━━━ DATASET EXTRACT

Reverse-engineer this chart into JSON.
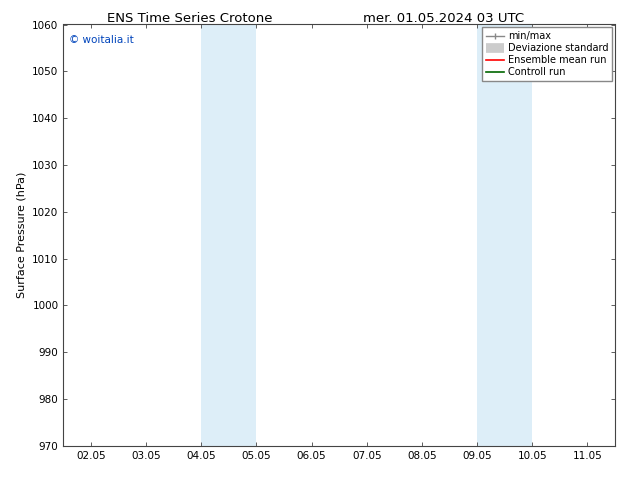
{
  "title_left": "ENS Time Series Crotone",
  "title_right": "mer. 01.05.2024 03 UTC",
  "ylabel": "Surface Pressure (hPa)",
  "ylim": [
    970,
    1060
  ],
  "yticks": [
    970,
    980,
    990,
    1000,
    1010,
    1020,
    1030,
    1040,
    1050,
    1060
  ],
  "xtick_labels": [
    "02.05",
    "03.05",
    "04.05",
    "05.05",
    "06.05",
    "07.05",
    "08.05",
    "09.05",
    "10.05",
    "11.05"
  ],
  "xtick_positions": [
    0,
    1,
    2,
    3,
    4,
    5,
    6,
    7,
    8,
    9
  ],
  "xlim": [
    -0.5,
    9.5
  ],
  "shaded_bands": [
    {
      "xmin": 2.0,
      "xmax": 3.0,
      "color": "#ddeef8"
    },
    {
      "xmin": 7.0,
      "xmax": 8.0,
      "color": "#ddeef8"
    }
  ],
  "watermark_text": "© woitalia.it",
  "watermark_color": "#0044bb",
  "bg_color": "#ffffff",
  "title_fontsize": 9.5,
  "tick_fontsize": 7.5,
  "ylabel_fontsize": 8,
  "legend_fontsize": 7,
  "spine_color": "#444444",
  "tick_color": "#444444"
}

━━━━━━

» **GIVEN INSTRUCTION**
Reproduce the whole listing exactly, but not the images in it.

» **PROBLEM SOLUTION**
Reverse-engineer this chart into JSON.
{
  "title_left": "ENS Time Series Crotone",
  "title_right": "mer. 01.05.2024 03 UTC",
  "ylabel": "Surface Pressure (hPa)",
  "ylim": [
    970,
    1060
  ],
  "yticks": [
    970,
    980,
    990,
    1000,
    1010,
    1020,
    1030,
    1040,
    1050,
    1060
  ],
  "xtick_labels": [
    "02.05",
    "03.05",
    "04.05",
    "05.05",
    "06.05",
    "07.05",
    "08.05",
    "09.05",
    "10.05",
    "11.05"
  ],
  "xtick_positions": [
    0,
    1,
    2,
    3,
    4,
    5,
    6,
    7,
    8,
    9
  ],
  "xlim": [
    -0.5,
    9.5
  ],
  "shaded_bands": [
    {
      "xmin": 2.0,
      "xmax": 3.0,
      "color": "#ddeef8"
    },
    {
      "xmin": 7.0,
      "xmax": 8.0,
      "color": "#ddeef8"
    }
  ],
  "watermark_text": "© woitalia.it",
  "watermark_color": "#0044bb",
  "bg_color": "#ffffff",
  "title_fontsize": 9.5,
  "tick_fontsize": 7.5,
  "ylabel_fontsize": 8,
  "legend_fontsize": 7,
  "spine_color": "#444444",
  "tick_color": "#444444"
}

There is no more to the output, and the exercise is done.